** Supplied material **
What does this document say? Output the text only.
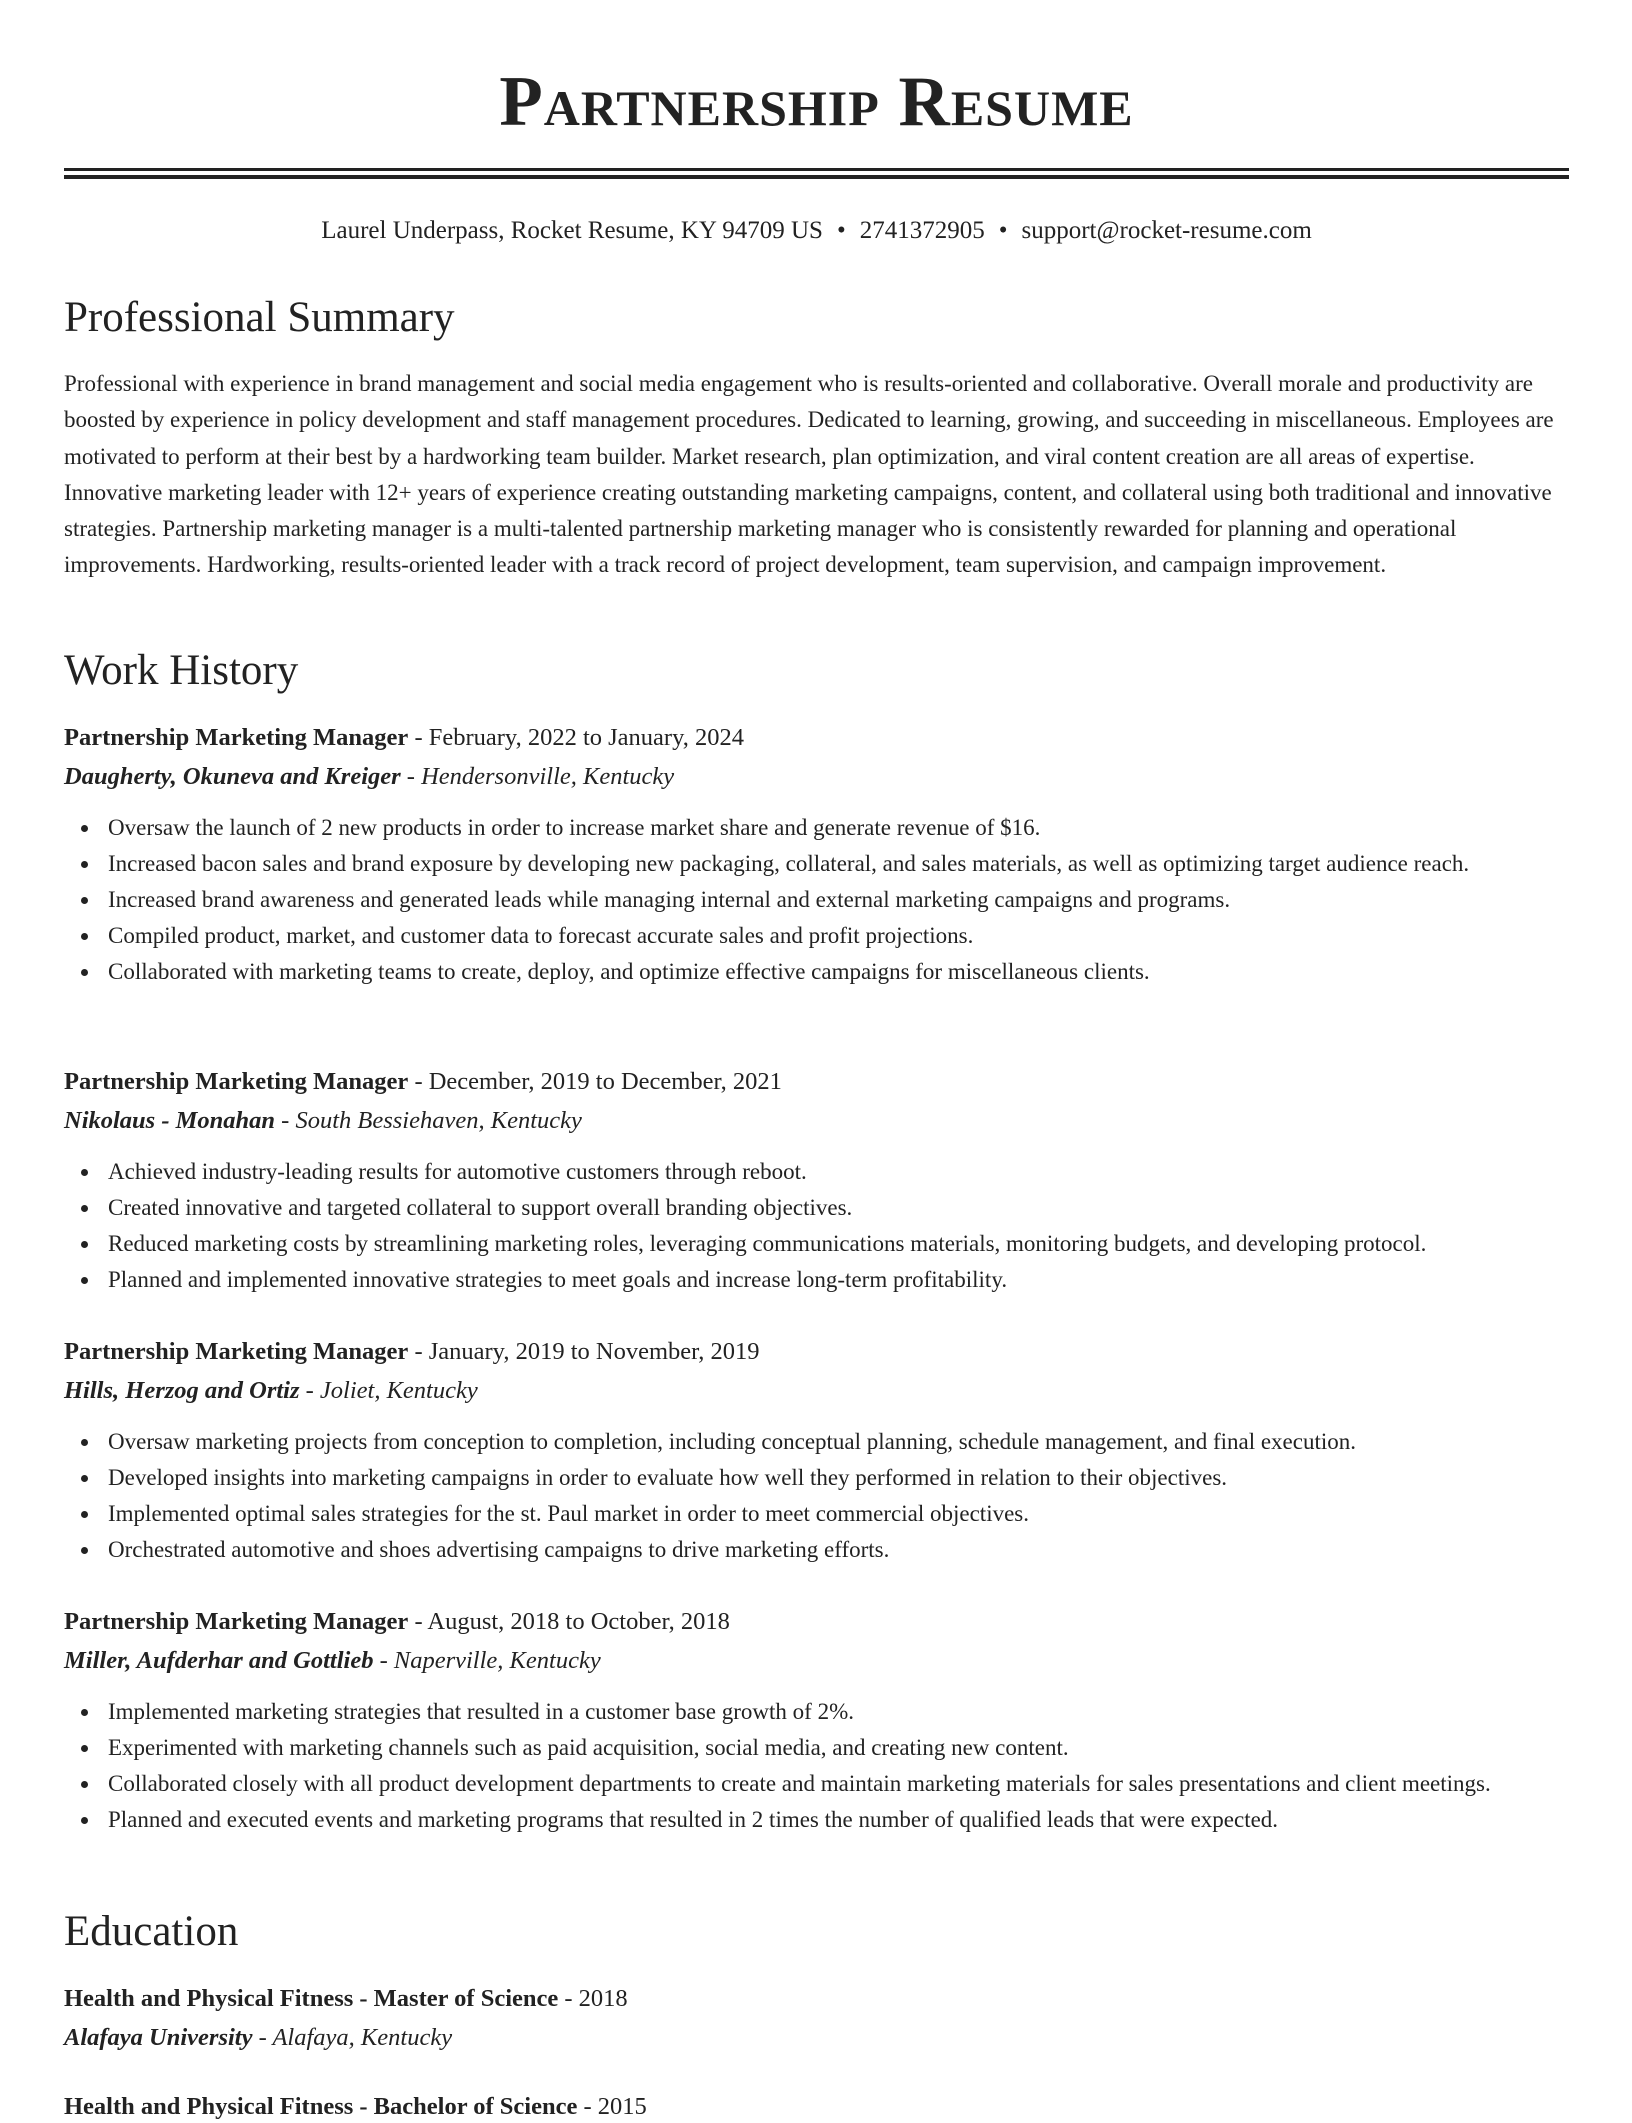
Partnership Resume
Laurel Underpass, Rocket Resume, KY 94709 US • 2741372905 • support@rocket-resume.com
Professional Summary

Professional with experience in brand management and social media engagement who is results-oriented and collaborative. Overall morale and productivity are boosted by experience in policy development and staff management procedures. Dedicated to learning, growing, and succeeding in miscellaneous. Employees are motivated to perform at their best by a hardworking team builder. Market research, plan optimization, and viral content creation are all areas of expertise. Innovative marketing leader with 12+ years of experience creating outstanding marketing campaigns, content, and collateral using both traditional and innovative strategies. Partnership marketing manager is a multi-talented partnership marketing manager who is consistently rewarded for planning and operational improvements. Hardworking, results-oriented leader with a track record of project development, team supervision, and campaign improvement.

Work History

Partnership Marketing Manager - February, 2022 to January, 2024

Daugherty, Okuneva and Kreiger - Hendersonville, Kentucky

Oversaw the launch of 2 new products in order to increase market share and generate revenue of $16.
Increased bacon sales and brand exposure by developing new packaging, collateral, and sales materials, as well as optimizing target audience reach.
Increased brand awareness and generated leads while managing internal and external marketing campaigns and programs.
Compiled product, market, and customer data to forecast accurate sales and profit projections.
Collaborated with marketing teams to create, deploy, and optimize effective campaigns for miscellaneous clients.

Partnership Marketing Manager - December, 2019 to December, 2021

Nikolaus - Monahan - South Bessiehaven, Kentucky

Achieved industry-leading results for automotive customers through reboot.
Created innovative and targeted collateral to support overall branding objectives.
Reduced marketing costs by streamlining marketing roles, leveraging communications materials, monitoring budgets, and developing protocol.
Planned and implemented innovative strategies to meet goals and increase long-term profitability.

Partnership Marketing Manager - January, 2019 to November, 2019

Hills, Herzog and Ortiz - Joliet, Kentucky

Oversaw marketing projects from conception to completion, including conceptual planning, schedule management, and final execution.
Developed insights into marketing campaigns in order to evaluate how well they performed in relation to their objectives.
Implemented optimal sales strategies for the st. Paul market in order to meet commercial objectives.
Orchestrated automotive and shoes advertising campaigns to drive marketing efforts.

Partnership Marketing Manager - August, 2018 to October, 2018

Miller, Aufderhar and Gottlieb - Naperville, Kentucky

Implemented marketing strategies that resulted in a customer base growth of 2%.
Experimented with marketing channels such as paid acquisition, social media, and creating new content.
Collaborated closely with all product development departments to create and maintain marketing materials for sales presentations and client meetings.
Planned and executed events and marketing programs that resulted in 2 times the number of qualified leads that were expected.
Education

Health and Physical Fitness - Master of Science - 2018

Alafaya University - Alafaya, Kentucky

Health and Physical Fitness - Bachelor of Science - 2015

** Aim of the task **
Transcribe every line of the listing above exactly; skip the pictures.

** Solved exercise **
What does this document say? Output the text only.
Partnership Resume
Laurel Underpass, Rocket Resume, KY 94709 US • 2741372905 • support@rocket-resume.com
Professional Summary

Professional with experience in brand management and social media engagement who is results-oriented and collaborative. Overall morale and productivity are boosted by experience in policy development and staff management procedures. Dedicated to learning, growing, and succeeding in miscellaneous. Employees are motivated to perform at their best by a hardworking team builder. Market research, plan optimization, and viral content creation are all areas of expertise. Innovative marketing leader with 12+ years of experience creating outstanding marketing campaigns, content, and collateral using both traditional and innovative strategies. Partnership marketing manager is a multi-talented partnership marketing manager who is consistently rewarded for planning and operational improvements. Hardworking, results-oriented leader with a track record of project development, team supervision, and campaign improvement.

Work History

Partnership Marketing Manager - February, 2022 to January, 2024

Daugherty, Okuneva and Kreiger - Hendersonville, Kentucky

Oversaw the launch of 2 new products in order to increase market share and generate revenue of $16.
Increased bacon sales and brand exposure by developing new packaging, collateral, and sales materials, as well as optimizing target audience reach.
Increased brand awareness and generated leads while managing internal and external marketing campaigns and programs.
Compiled product, market, and customer data to forecast accurate sales and profit projections.
Collaborated with marketing teams to create, deploy, and optimize effective campaigns for miscellaneous clients.

Partnership Marketing Manager - December, 2019 to December, 2021

Nikolaus - Monahan - South Bessiehaven, Kentucky

Achieved industry-leading results for automotive customers through reboot.
Created innovative and targeted collateral to support overall branding objectives.
Reduced marketing costs by streamlining marketing roles, leveraging communications materials, monitoring budgets, and developing protocol.
Planned and implemented innovative strategies to meet goals and increase long-term profitability.

Partnership Marketing Manager - January, 2019 to November, 2019

Hills, Herzog and Ortiz - Joliet, Kentucky

Oversaw marketing projects from conception to completion, including conceptual planning, schedule management, and final execution.
Developed insights into marketing campaigns in order to evaluate how well they performed in relation to their objectives.
Implemented optimal sales strategies for the st. Paul market in order to meet commercial objectives.
Orchestrated automotive and shoes advertising campaigns to drive marketing efforts.

Partnership Marketing Manager - August, 2018 to October, 2018

Miller, Aufderhar and Gottlieb - Naperville, Kentucky

Implemented marketing strategies that resulted in a customer base growth of 2%.
Experimented with marketing channels such as paid acquisition, social media, and creating new content.
Collaborated closely with all product development departments to create and maintain marketing materials for sales presentations and client meetings.
Planned and executed events and marketing programs that resulted in 2 times the number of qualified leads that were expected.
Education

Health and Physical Fitness - Master of Science - 2018

Alafaya University - Alafaya, Kentucky

Health and Physical Fitness - Bachelor of Science - 2015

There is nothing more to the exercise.